--- TO DO ---
The listing must be reproduced in full, exactly as it stands.

--- RECORDS SUPPLIED ---
________________________________________

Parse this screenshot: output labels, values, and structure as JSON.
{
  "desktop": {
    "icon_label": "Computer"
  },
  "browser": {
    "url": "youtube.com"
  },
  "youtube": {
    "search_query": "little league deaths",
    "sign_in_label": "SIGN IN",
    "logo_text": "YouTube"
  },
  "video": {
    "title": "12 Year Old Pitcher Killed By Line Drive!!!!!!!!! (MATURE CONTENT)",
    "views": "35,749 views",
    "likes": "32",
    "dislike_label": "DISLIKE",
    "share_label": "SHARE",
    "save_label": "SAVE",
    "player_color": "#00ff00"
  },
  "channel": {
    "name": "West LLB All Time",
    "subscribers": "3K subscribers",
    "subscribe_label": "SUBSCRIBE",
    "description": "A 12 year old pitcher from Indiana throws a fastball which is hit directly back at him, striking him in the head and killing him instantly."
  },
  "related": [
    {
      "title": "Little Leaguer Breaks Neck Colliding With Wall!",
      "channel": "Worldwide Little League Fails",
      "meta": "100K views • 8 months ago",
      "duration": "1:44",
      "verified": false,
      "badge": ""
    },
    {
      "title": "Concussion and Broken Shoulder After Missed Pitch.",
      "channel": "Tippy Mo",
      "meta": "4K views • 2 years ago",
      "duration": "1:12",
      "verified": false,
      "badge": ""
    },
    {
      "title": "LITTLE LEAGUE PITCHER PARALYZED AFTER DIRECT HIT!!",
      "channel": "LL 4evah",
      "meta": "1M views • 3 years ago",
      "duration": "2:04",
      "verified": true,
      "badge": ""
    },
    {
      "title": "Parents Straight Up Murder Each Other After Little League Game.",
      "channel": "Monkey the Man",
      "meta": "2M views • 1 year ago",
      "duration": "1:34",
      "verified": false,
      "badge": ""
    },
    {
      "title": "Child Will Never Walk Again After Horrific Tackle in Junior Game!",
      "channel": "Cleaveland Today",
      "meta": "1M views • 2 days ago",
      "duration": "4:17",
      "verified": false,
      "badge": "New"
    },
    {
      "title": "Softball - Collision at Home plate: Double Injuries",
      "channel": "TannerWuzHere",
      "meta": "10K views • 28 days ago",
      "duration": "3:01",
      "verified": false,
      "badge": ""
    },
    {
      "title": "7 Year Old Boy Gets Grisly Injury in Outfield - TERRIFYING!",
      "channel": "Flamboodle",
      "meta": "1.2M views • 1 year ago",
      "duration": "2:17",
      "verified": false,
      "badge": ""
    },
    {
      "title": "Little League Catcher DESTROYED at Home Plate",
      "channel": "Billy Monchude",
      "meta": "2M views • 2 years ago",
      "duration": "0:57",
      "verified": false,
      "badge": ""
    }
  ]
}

________________________________________

--- SOLUTION FOR THIS TASK ---
Parse this screenshot: output labels, values, and structure as JSON.
{
  "desktop": {
    "icon_label": "Computer"
  },
  "browser": {
    "url": "youtube.com"
  },
  "youtube": {
    "search_query": "little league deaths",
    "sign_in_label": "SIGN IN",
    "logo_text": "YouTube"
  },
  "video": {
    "title": "12 Year Old Pitcher Killed By Line Drive!!!!!!!!! (MATURE CONTENT)",
    "views": "35,749 views",
    "likes": "32",
    "dislike_label": "DISLIKE",
    "share_label": "SHARE",
    "save_label": "SAVE",
    "player_color": "#00ff00"
  },
  "channel": {
    "name": "West LLB All Time",
    "subscribers": "3K subscribers",
    "subscribe_label": "SUBSCRIBE",
    "description": "A 12 year old pitcher from Indiana throws a fastball which is hit directly back at him, striking him in the head and killing him instantly."
  },
  "related": [
    {
      "title": "Little Leaguer Breaks Neck Colliding With Wall!",
      "channel": "Worldwide Little League Fails",
      "meta": "100K views • 8 months ago",
      "duration": "1:44",
      "verified": false,
      "badge": ""
    },
    {
      "title": "Concussion and Broken Shoulder After Missed Pitch.",
      "channel": "Tippy Mo",
      "meta": "4K views • 2 years ago",
      "duration": "1:12",
      "verified": false,
      "badge": ""
    },
    {
      "title": "LITTLE LEAGUE PITCHER PARALYZED AFTER DIRECT HIT!!",
      "channel": "LL 4evah",
      "meta": "1M views • 3 years ago",
      "duration": "2:04",
      "verified": true,
      "badge": ""
    },
    {
      "title": "Parents Straight Up Murder Each Other After Little League Game.",
      "channel": "Monkey the Man",
      "meta": "2M views • 1 year ago",
      "duration": "1:34",
      "verified": false,
      "badge": ""
    },
    {
      "title": "Child Will Never Walk Again After Horrific Tackle in Junior Game!",
      "channel": "Cleaveland Today",
      "meta": "1M views • 2 days ago",
      "duration": "4:17",
      "verified": false,
      "badge": "New"
    },
    {
      "title": "Softball - Collision at Home plate: Double Injuries",
      "channel": "TannerWuzHere",
      "meta": "10K views • 28 days ago",
      "duration": "3:01",
      "verified": false,
      "badge": ""
    },
    {
      "title": "7 Year Old Boy Gets Grisly Injury in Outfield - TERRIFYING!",
      "channel": "Flamboodle",
      "meta": "1.2M views • 1 year ago",
      "duration": "2:17",
      "verified": false,
      "badge": ""
    },
    {
      "title": "Little League Catcher DESTROYED at Home Plate",
      "channel": "Billy Monchude",
      "meta": "2M views • 2 years ago",
      "duration": "0:57",
      "verified": false,
      "badge": ""
    }
  ]
}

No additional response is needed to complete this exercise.